● **ITEMS**
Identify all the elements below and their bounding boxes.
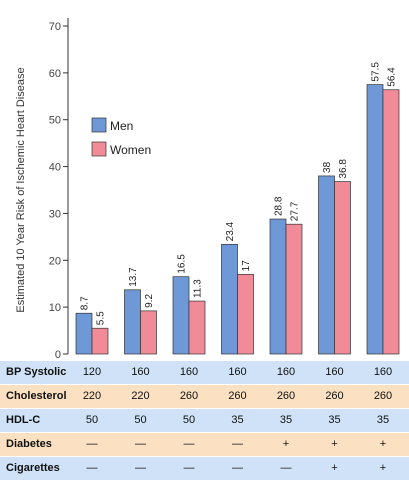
legend-label-women: Women (110, 143, 151, 157)
table-cell: + (331, 438, 338, 450)
table-cell: 50 (182, 414, 196, 426)
table-cell: — (135, 462, 146, 474)
y-tick-label: 0 (55, 349, 61, 361)
table-cell: 260 (373, 390, 393, 402)
bar-men-6 (318, 175, 335, 355)
data-label-men-3: 16.5 (177, 254, 188, 274)
data-label-men-6: 38 (322, 161, 333, 173)
table-row: Diabetes — — — — + + + (0, 433, 409, 456)
row-label: Diabetes (6, 438, 52, 450)
table-cell: 160 (373, 366, 393, 378)
row-label: HDL-C (6, 414, 41, 426)
row-label: Cigarettes (6, 462, 60, 474)
table-cell: + (331, 462, 338, 474)
data-label-men-2: 13.7 (128, 267, 139, 287)
table-cell: 160 (131, 366, 150, 378)
table-cell: — (280, 462, 292, 474)
bar-women-5 (285, 223, 303, 355)
table-cell: 35 (376, 414, 390, 426)
table-row: Cholesterol 220 220 260 260 260 260 260 (0, 385, 409, 408)
y-tick-label: 70 (49, 21, 61, 33)
row-label: BP Systolic (6, 366, 67, 378)
table-cell: — (183, 462, 195, 474)
table-cell: 160 (228, 366, 247, 378)
bar-women-3 (188, 300, 206, 355)
y-tick-label: 30 (49, 208, 61, 220)
data-label-men-5: 28.8 (274, 196, 285, 216)
data-label-women-6: 36.8 (338, 159, 349, 179)
data-label-men-7: 57.5 (371, 62, 382, 82)
table-cell: + (379, 438, 387, 450)
table-cell: 120 (82, 366, 102, 378)
y-tick-label: 50 (49, 115, 61, 127)
bar-chart: 0 10 20 30 40 50 60 70 Estimated 10 Year Risk of… (15, 18, 400, 361)
data-label-men-1: 8.7 (80, 296, 91, 310)
table-cell: 35 (328, 414, 341, 426)
bar-men-4 (221, 244, 238, 355)
table-cell: 50 (85, 414, 99, 426)
table-cell: 260 (228, 390, 247, 402)
bar-women-2 (140, 310, 157, 355)
table-cell: + (282, 438, 290, 450)
table-cell: 260 (276, 390, 296, 402)
table-cell: 35 (279, 414, 293, 426)
table-cell: 50 (134, 414, 147, 426)
data-label-women-7: 56.4 (387, 67, 398, 87)
bar-women-6 (334, 181, 351, 355)
table-row: BP Systolic 120 160 160 160 160 160 160 (0, 361, 409, 384)
table-cell: — (86, 438, 98, 450)
table-cell: — (86, 462, 98, 474)
bar-men-7 (366, 84, 384, 355)
table-cell: 160 (276, 366, 296, 378)
table-cell: 35 (231, 414, 244, 426)
y-tick-label: 20 (49, 255, 61, 267)
legend-label-men: Men (110, 119, 133, 133)
y-axis-label: Estimated 10 Year Risk of Ischemic Heart… (15, 67, 27, 312)
table-cell: 220 (82, 390, 102, 402)
row-label: Cholesterol (6, 390, 67, 402)
y-tick-label: 40 (49, 162, 61, 174)
bar-men-1 (75, 312, 93, 355)
bar-women-7 (382, 89, 400, 355)
data-label-women-2: 9.2 (144, 294, 155, 308)
data-label-women-5: 27.7 (290, 201, 301, 221)
y-tick-label: 60 (49, 68, 61, 80)
table-row: Cigarettes — — — — — + + (0, 457, 409, 480)
table-cell: — (232, 438, 243, 450)
bar-women-4 (237, 273, 254, 355)
table-cell: 220 (131, 390, 150, 402)
data-label-men-4: 23.4 (225, 221, 236, 241)
bar-men-3 (172, 276, 190, 355)
data-label-women-1: 5.5 (96, 311, 107, 325)
legend-swatch-women (91, 141, 107, 157)
table-cell: 160 (325, 366, 344, 378)
bar-men-2 (124, 289, 141, 355)
legend-swatch-men (91, 117, 107, 133)
data-label-women-4: 17 (241, 260, 252, 272)
data-label-women-3: 11.3 (193, 279, 204, 298)
bar-women-1 (91, 327, 109, 355)
table-row: HDL-C 50 50 50 35 35 35 35 (0, 409, 409, 432)
bar-men-5 (269, 218, 287, 355)
y-tick-label: 10 (49, 302, 61, 314)
table-cell: — (135, 438, 146, 450)
table-cell: 260 (179, 390, 199, 402)
table-cell: — (232, 462, 243, 474)
table-cell: + (379, 462, 387, 474)
table-cell: 160 (179, 366, 199, 378)
table-cell: — (183, 438, 195, 450)
table-cell: 260 (325, 390, 344, 402)
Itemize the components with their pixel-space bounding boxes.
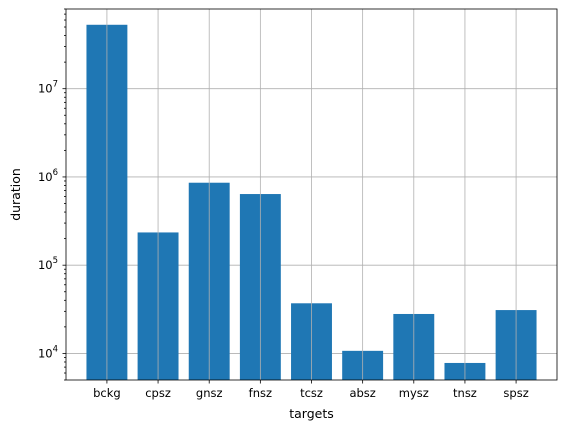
y-axis-ticks: 104 105 106 107 (38, 8, 66, 381)
y-tick-label: 107 (38, 80, 58, 96)
x-tick-label: cpsz (145, 386, 171, 400)
x-tick-label: mysz (399, 386, 429, 400)
x-tick-label: bckg (93, 386, 121, 400)
x-axis-ticks: bckg cpsz gnsz fnsz tcsz absz mysz tnsz spsz (93, 380, 529, 400)
y-axis-label: duration (8, 168, 23, 221)
x-tick-label: tnsz (453, 386, 477, 400)
y-tick-label: 105 (38, 256, 58, 272)
x-tick-label: tcsz (300, 386, 323, 400)
x-axis-label: targets (289, 406, 334, 421)
y-tick-label: 106 (38, 168, 58, 184)
x-tick-label: spsz (503, 386, 528, 400)
y-tick-label: 104 (38, 344, 58, 360)
vertical-grid-layer (106, 9, 517, 380)
x-tick-label: absz (349, 386, 375, 400)
x-tick-label: fnsz (249, 386, 272, 400)
x-tick-label: gnsz (196, 386, 223, 400)
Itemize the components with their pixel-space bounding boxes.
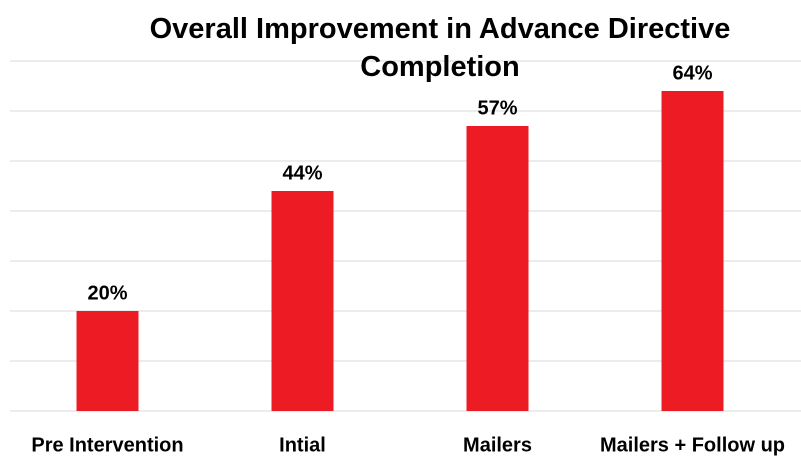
x-tick-label: Mailers (463, 434, 532, 456)
bar (76, 311, 139, 411)
bar (661, 91, 724, 411)
data-label: 20% (87, 282, 127, 304)
chart-title: Overall Improvement in Advance Directive… (149, 13, 731, 83)
data-label: 64% (672, 62, 712, 84)
bar (466, 126, 529, 411)
bar (271, 191, 334, 411)
x-tick-label: Mailers + Follow up (600, 434, 785, 456)
x-tick-label: Pre Intervention (31, 434, 183, 456)
data-label: 57% (477, 97, 517, 119)
x-tick-label: Intial (279, 434, 326, 456)
data-label: 44% (282, 162, 322, 184)
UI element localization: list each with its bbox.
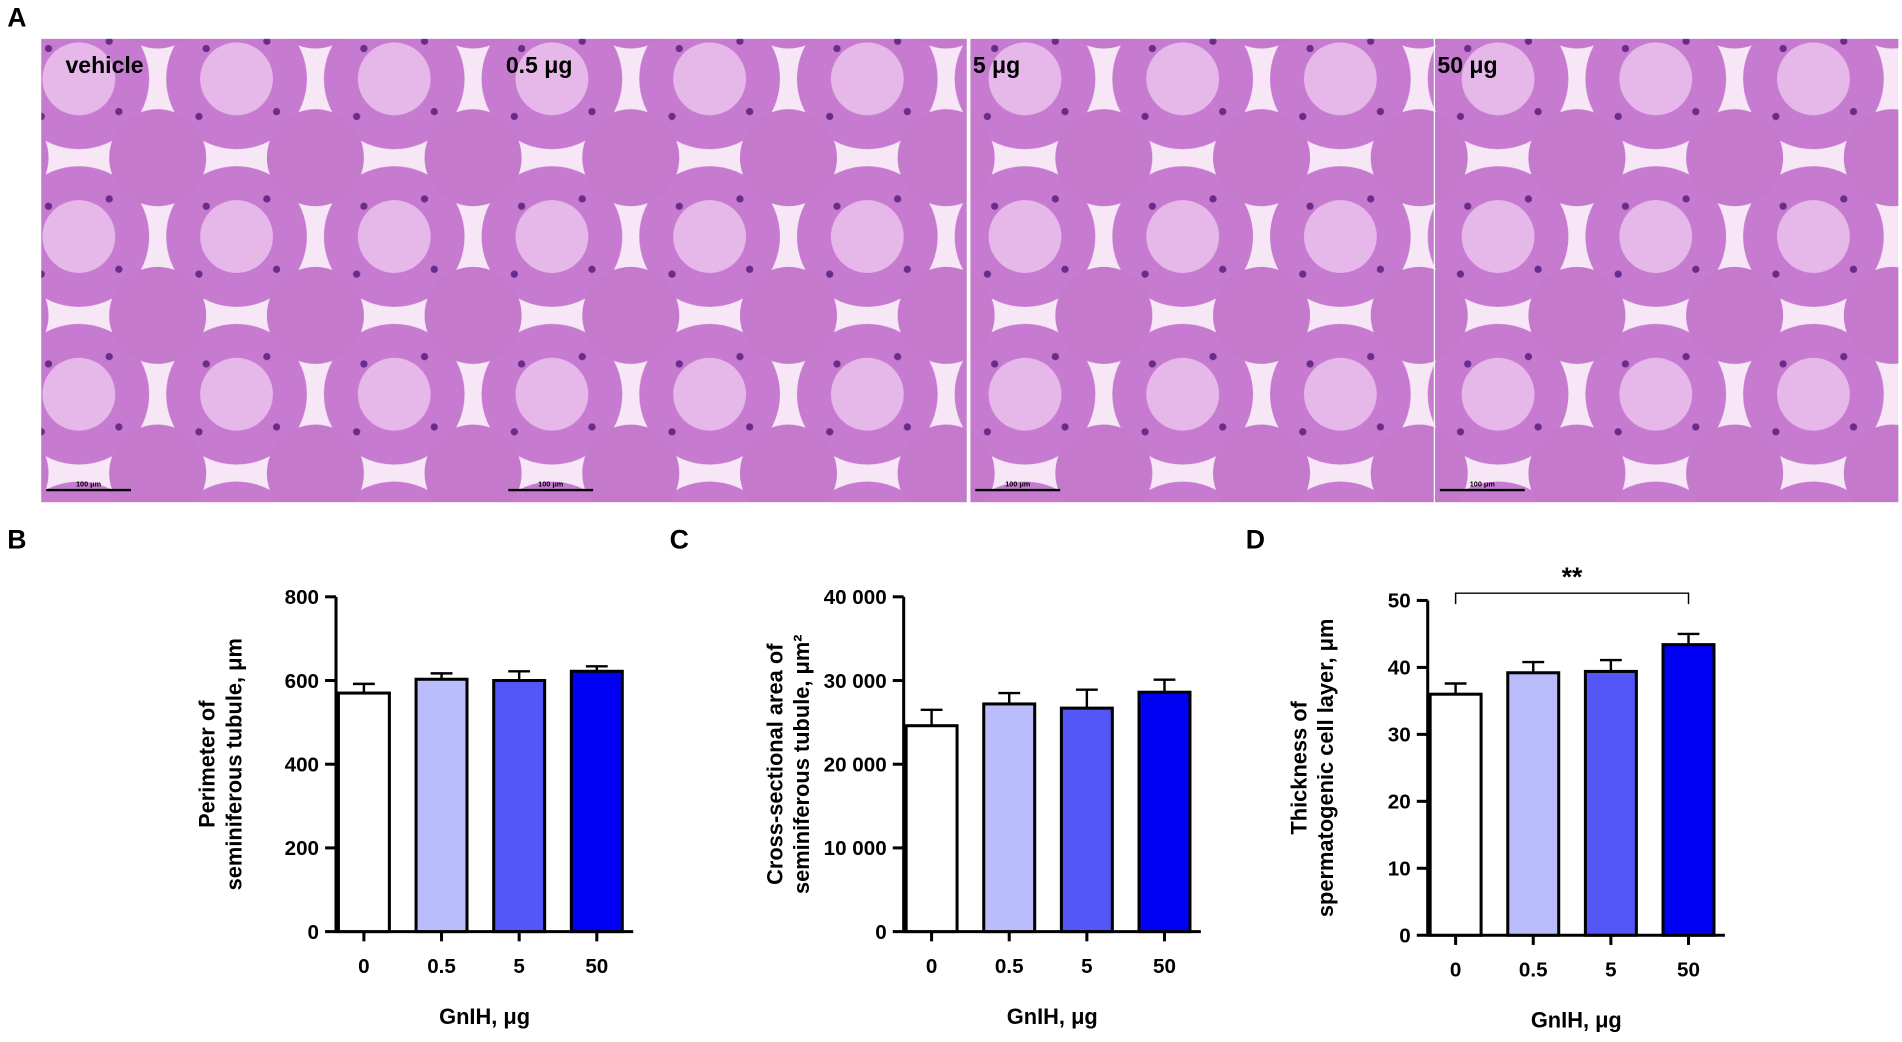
y-axis-label: Cross-sectional area of bbox=[762, 643, 787, 885]
x-tick-label: 0.5 bbox=[995, 955, 1024, 978]
y-tick-label: 20 000 bbox=[824, 753, 887, 776]
y-tick-label: 30 000 bbox=[824, 670, 887, 693]
y-tick-label: 0 bbox=[1399, 925, 1410, 948]
bar bbox=[904, 724, 959, 934]
panel-letter: B bbox=[7, 524, 26, 554]
bar bbox=[1661, 643, 1716, 937]
y-tick-label: 400 bbox=[285, 753, 319, 776]
y-tick-label: 600 bbox=[285, 670, 319, 693]
histology-image bbox=[970, 38, 1434, 503]
bar bbox=[414, 677, 469, 934]
x-axis-label: GnIH, μg bbox=[439, 1004, 530, 1029]
bar bbox=[1583, 669, 1638, 937]
bar bbox=[982, 702, 1037, 934]
y-tick-label: 40 bbox=[1388, 657, 1411, 680]
y-axis-label: Thickness of bbox=[1286, 700, 1311, 834]
panel-letter: D bbox=[1246, 524, 1265, 554]
histology-image bbox=[1434, 38, 1899, 503]
image-label: 0.5 μg bbox=[506, 52, 573, 78]
histology-panels: vehicle 100 μm 0.5 μg 100 μm 5 μg 100 μm 50 μg… bbox=[41, 38, 1899, 503]
scale-label: 100 μm bbox=[538, 479, 564, 488]
bar bbox=[1059, 706, 1114, 934]
x-tick-label: 5 bbox=[513, 955, 524, 978]
y-tick-label: 0 bbox=[308, 921, 319, 944]
x-tick-label: 0.5 bbox=[1519, 958, 1548, 981]
y-tick-label: 20 bbox=[1388, 791, 1411, 814]
y-tick-label: 40 000 bbox=[824, 586, 887, 609]
x-tick-label: 50 bbox=[1153, 955, 1176, 978]
histology-image bbox=[503, 38, 967, 503]
significance-bracket bbox=[1454, 592, 1690, 605]
panel-letter: C bbox=[670, 524, 689, 554]
y-axis-label: spermatogenic cell layer, μm bbox=[1313, 619, 1338, 917]
image-label: 50 μg bbox=[1437, 52, 1497, 78]
x-tick-label: 5 bbox=[1081, 955, 1092, 978]
x-axis-label: GnIH, μg bbox=[1531, 1007, 1622, 1032]
significance-label: ** bbox=[1562, 562, 1583, 592]
bar bbox=[1137, 690, 1192, 934]
y-tick-label: 0 bbox=[875, 921, 886, 944]
y-tick-label: 10 000 bbox=[824, 837, 887, 860]
y-tick-label: 30 bbox=[1388, 724, 1411, 747]
histology-image bbox=[41, 38, 505, 503]
bar bbox=[1506, 671, 1561, 937]
bar bbox=[492, 678, 547, 934]
bar bbox=[336, 691, 391, 934]
scale-label: 100 μm bbox=[1470, 479, 1496, 488]
y-tick-label: 10 bbox=[1388, 858, 1411, 881]
image-label: 5 μg bbox=[973, 52, 1020, 78]
x-axis-label: GnIH, μg bbox=[1007, 1004, 1098, 1029]
scale-label: 100 μm bbox=[76, 479, 102, 488]
y-axis-label: seminiferous tubule, μm² bbox=[789, 634, 814, 894]
scale-label: 100 μm bbox=[1005, 479, 1031, 488]
image-label: vehicle bbox=[66, 52, 144, 78]
x-tick-label: 0.5 bbox=[427, 955, 456, 978]
x-tick-label: 50 bbox=[585, 955, 608, 978]
y-tick-label: 800 bbox=[285, 586, 319, 609]
y-axis-label: seminiferous tubule, μm bbox=[221, 638, 246, 890]
x-tick-label: 0 bbox=[1450, 958, 1461, 981]
x-tick-label: 50 bbox=[1677, 958, 1700, 981]
y-tick-label: 50 bbox=[1388, 590, 1411, 613]
x-tick-label: 0 bbox=[926, 955, 937, 978]
x-tick-label: 5 bbox=[1605, 958, 1616, 981]
y-tick-label: 200 bbox=[285, 837, 319, 860]
bar bbox=[1428, 692, 1483, 937]
y-axis-label: Perimeter of bbox=[195, 700, 220, 828]
panel-letter: A bbox=[7, 3, 26, 33]
bar bbox=[569, 669, 624, 934]
x-tick-label: 0 bbox=[358, 955, 369, 978]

● **WRITTEN TASK**
Copy the lines from the one containing "y-axis-ticks: 104 105" through the one containing "x-axis-label: targets (289, 406, 334, 421)", including both, with nothing changed.

● **SOLUTION TO THE PROBLEM**
y-axis-ticks: 104 105 106 107 (38, 8, 66, 381)
y-tick-label: 107 (38, 80, 58, 96)
x-tick-label: cpsz (145, 386, 171, 400)
x-tick-label: mysz (399, 386, 429, 400)
x-tick-label: bckg (93, 386, 121, 400)
x-axis-ticks: bckg cpsz gnsz fnsz tcsz absz mysz tnsz spsz (93, 380, 529, 400)
y-axis-label: duration (8, 168, 23, 221)
x-tick-label: tnsz (453, 386, 477, 400)
y-tick-label: 105 (38, 256, 58, 272)
x-tick-label: tcsz (300, 386, 323, 400)
x-axis-label: targets (289, 406, 334, 421)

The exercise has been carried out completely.